(REQUIRED WORK): Copy every entry exactly.

========================================================================

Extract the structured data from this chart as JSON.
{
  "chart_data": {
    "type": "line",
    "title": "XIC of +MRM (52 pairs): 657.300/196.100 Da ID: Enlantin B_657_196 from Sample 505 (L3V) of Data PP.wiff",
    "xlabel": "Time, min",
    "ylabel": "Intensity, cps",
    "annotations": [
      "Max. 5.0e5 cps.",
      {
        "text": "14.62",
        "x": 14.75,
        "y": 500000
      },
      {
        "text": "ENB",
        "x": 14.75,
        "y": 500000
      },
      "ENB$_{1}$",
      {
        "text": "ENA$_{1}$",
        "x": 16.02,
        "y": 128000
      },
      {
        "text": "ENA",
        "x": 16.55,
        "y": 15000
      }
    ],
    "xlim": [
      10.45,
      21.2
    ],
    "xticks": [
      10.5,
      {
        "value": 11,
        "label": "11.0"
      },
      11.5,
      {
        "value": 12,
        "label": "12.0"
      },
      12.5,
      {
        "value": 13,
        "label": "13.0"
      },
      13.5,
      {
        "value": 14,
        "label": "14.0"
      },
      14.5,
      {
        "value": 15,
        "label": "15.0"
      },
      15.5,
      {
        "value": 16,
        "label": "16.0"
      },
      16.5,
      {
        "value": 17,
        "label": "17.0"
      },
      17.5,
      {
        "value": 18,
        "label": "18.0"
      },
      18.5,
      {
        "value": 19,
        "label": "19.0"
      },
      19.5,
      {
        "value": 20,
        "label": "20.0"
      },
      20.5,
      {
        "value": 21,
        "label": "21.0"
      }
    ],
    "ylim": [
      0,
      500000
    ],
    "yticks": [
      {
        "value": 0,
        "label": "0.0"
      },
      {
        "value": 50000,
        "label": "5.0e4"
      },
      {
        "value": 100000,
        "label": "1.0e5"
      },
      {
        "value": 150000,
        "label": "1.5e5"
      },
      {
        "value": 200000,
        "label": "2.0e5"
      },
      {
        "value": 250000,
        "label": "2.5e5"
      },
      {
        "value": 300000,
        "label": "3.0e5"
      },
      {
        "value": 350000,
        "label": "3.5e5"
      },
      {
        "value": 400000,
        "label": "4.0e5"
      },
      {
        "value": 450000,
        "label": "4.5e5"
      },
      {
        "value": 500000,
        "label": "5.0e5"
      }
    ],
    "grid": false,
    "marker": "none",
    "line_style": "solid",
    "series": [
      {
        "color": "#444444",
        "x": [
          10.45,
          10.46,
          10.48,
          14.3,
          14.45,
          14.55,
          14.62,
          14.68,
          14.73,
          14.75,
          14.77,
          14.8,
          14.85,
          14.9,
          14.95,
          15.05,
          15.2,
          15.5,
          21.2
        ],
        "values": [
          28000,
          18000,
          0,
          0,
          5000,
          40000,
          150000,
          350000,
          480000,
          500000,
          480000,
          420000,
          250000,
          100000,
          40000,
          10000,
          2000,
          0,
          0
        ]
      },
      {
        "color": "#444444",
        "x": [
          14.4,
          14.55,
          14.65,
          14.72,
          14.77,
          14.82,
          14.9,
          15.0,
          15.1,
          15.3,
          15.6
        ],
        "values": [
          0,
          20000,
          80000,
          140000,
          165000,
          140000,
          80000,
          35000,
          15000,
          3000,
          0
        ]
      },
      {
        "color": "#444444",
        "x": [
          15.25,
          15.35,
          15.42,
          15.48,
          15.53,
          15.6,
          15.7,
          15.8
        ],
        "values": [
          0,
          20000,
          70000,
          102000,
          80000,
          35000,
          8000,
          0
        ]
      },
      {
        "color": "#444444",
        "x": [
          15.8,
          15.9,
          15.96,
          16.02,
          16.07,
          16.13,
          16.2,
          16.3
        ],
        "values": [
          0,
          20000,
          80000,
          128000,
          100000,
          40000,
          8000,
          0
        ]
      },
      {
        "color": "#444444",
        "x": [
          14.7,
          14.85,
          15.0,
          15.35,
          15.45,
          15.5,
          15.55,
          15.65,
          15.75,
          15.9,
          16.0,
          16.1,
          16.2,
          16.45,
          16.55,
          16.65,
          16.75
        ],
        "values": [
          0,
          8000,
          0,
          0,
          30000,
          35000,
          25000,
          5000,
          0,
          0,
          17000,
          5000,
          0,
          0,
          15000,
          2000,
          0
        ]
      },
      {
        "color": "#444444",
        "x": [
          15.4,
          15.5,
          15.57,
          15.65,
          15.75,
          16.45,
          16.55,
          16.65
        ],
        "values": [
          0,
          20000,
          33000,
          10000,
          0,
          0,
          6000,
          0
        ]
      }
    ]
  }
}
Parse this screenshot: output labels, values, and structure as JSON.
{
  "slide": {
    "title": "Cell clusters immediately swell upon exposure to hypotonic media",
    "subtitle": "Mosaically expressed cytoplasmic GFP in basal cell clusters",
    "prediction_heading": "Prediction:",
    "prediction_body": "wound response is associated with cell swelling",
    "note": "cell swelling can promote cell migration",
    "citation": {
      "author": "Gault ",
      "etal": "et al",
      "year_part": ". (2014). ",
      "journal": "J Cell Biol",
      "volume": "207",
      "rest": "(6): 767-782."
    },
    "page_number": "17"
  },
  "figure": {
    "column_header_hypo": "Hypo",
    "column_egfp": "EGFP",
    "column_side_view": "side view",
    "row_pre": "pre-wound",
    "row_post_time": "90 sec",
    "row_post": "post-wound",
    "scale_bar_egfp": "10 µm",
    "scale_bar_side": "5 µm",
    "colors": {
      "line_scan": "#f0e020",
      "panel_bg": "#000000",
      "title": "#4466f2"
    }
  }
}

========================================================================

(THE REPLY):
Extract the structured data from this chart as JSON.
{
  "chart_data": {
    "type": "line",
    "title": "XIC of +MRM (52 pairs): 657.300/196.100 Da ID: Enlantin B_657_196 from Sample 505 (L3V) of Data PP.wiff",
    "xlabel": "Time, min",
    "ylabel": "Intensity, cps",
    "annotations": [
      "Max. 5.0e5 cps.",
      {
        "text": "14.62",
        "x": 14.75,
        "y": 500000
      },
      {
        "text": "ENB",
        "x": 14.75,
        "y": 500000
      },
      "ENB$_{1}$",
      {
        "text": "ENA$_{1}$",
        "x": 16.02,
        "y": 128000
      },
      {
        "text": "ENA",
        "x": 16.55,
        "y": 15000
      }
    ],
    "xlim": [
      10.45,
      21.2
    ],
    "xticks": [
      10.5,
      {
        "value": 11,
        "label": "11.0"
      },
      11.5,
      {
        "value": 12,
        "label": "12.0"
      },
      12.5,
      {
        "value": 13,
        "label": "13.0"
      },
      13.5,
      {
        "value": 14,
        "label": "14.0"
      },
      14.5,
      {
        "value": 15,
        "label": "15.0"
      },
      15.5,
      {
        "value": 16,
        "label": "16.0"
      },
      16.5,
      {
        "value": 17,
        "label": "17.0"
      },
      17.5,
      {
        "value": 18,
        "label": "18.0"
      },
      18.5,
      {
        "value": 19,
        "label": "19.0"
      },
      19.5,
      {
        "value": 20,
        "label": "20.0"
      },
      20.5,
      {
        "value": 21,
        "label": "21.0"
      }
    ],
    "ylim": [
      0,
      500000
    ],
    "yticks": [
      {
        "value": 0,
        "label": "0.0"
      },
      {
        "value": 50000,
        "label": "5.0e4"
      },
      {
        "value": 100000,
        "label": "1.0e5"
      },
      {
        "value": 150000,
        "label": "1.5e5"
      },
      {
        "value": 200000,
        "label": "2.0e5"
      },
      {
        "value": 250000,
        "label": "2.5e5"
      },
      {
        "value": 300000,
        "label": "3.0e5"
      },
      {
        "value": 350000,
        "label": "3.5e5"
      },
      {
        "value": 400000,
        "label": "4.0e5"
      },
      {
        "value": 450000,
        "label": "4.5e5"
      },
      {
        "value": 500000,
        "label": "5.0e5"
      }
    ],
    "grid": false,
    "marker": "none",
    "line_style": "solid",
    "series": [
      {
        "color": "#444444",
        "x": [
          10.45,
          10.46,
          10.48,
          14.3,
          14.45,
          14.55,
          14.62,
          14.68,
          14.73,
          14.75,
          14.77,
          14.8,
          14.85,
          14.9,
          14.95,
          15.05,
          15.2,
          15.5,
          21.2
        ],
        "values": [
          28000,
          18000,
          0,
          0,
          5000,
          40000,
          150000,
          350000,
          480000,
          500000,
          480000,
          420000,
          250000,
          100000,
          40000,
          10000,
          2000,
          0,
          0
        ]
      },
      {
        "color": "#444444",
        "x": [
          14.4,
          14.55,
          14.65,
          14.72,
          14.77,
          14.82,
          14.9,
          15.0,
          15.1,
          15.3,
          15.6
        ],
        "values": [
          0,
          20000,
          80000,
          140000,
          165000,
          140000,
          80000,
          35000,
          15000,
          3000,
          0
        ]
      },
      {
        "color": "#444444",
        "x": [
          15.25,
          15.35,
          15.42,
          15.48,
          15.53,
          15.6,
          15.7,
          15.8
        ],
        "values": [
          0,
          20000,
          70000,
          102000,
          80000,
          35000,
          8000,
          0
        ]
      },
      {
        "color": "#444444",
        "x": [
          15.8,
          15.9,
          15.96,
          16.02,
          16.07,
          16.13,
          16.2,
          16.3
        ],
        "values": [
          0,
          20000,
          80000,
          128000,
          100000,
          40000,
          8000,
          0
        ]
      },
      {
        "color": "#444444",
        "x": [
          14.7,
          14.85,
          15.0,
          15.35,
          15.45,
          15.5,
          15.55,
          15.65,
          15.75,
          15.9,
          16.0,
          16.1,
          16.2,
          16.45,
          16.55,
          16.65,
          16.75
        ],
        "values": [
          0,
          8000,
          0,
          0,
          30000,
          35000,
          25000,
          5000,
          0,
          0,
          17000,
          5000,
          0,
          0,
          15000,
          2000,
          0
        ]
      },
      {
        "color": "#444444",
        "x": [
          15.4,
          15.5,
          15.57,
          15.65,
          15.75,
          16.45,
          16.55,
          16.65
        ],
        "values": [
          0,
          20000,
          33000,
          10000,
          0,
          0,
          6000,
          0
        ]
      }
    ]
  }
}
Parse this screenshot: output labels, values, and structure as JSON.
{
  "slide": {
    "title": "Cell clusters immediately swell upon exposure to hypotonic media",
    "subtitle": "Mosaically expressed cytoplasmic GFP in basal cell clusters",
    "prediction_heading": "Prediction:",
    "prediction_body": "wound response is associated with cell swelling",
    "note": "cell swelling can promote cell migration",
    "citation": {
      "author": "Gault ",
      "etal": "et al",
      "year_part": ". (2014). ",
      "journal": "J Cell Biol",
      "volume": "207",
      "rest": "(6): 767-782."
    },
    "page_number": "17"
  },
  "figure": {
    "column_header_hypo": "Hypo",
    "column_egfp": "EGFP",
    "column_side_view": "side view",
    "row_pre": "pre-wound",
    "row_post_time": "90 sec",
    "row_post": "post-wound",
    "scale_bar_egfp": "10 µm",
    "scale_bar_side": "5 µm",
    "colors": {
      "line_scan": "#f0e020",
      "panel_bg": "#000000",
      "title": "#4466f2"
    }
  }
}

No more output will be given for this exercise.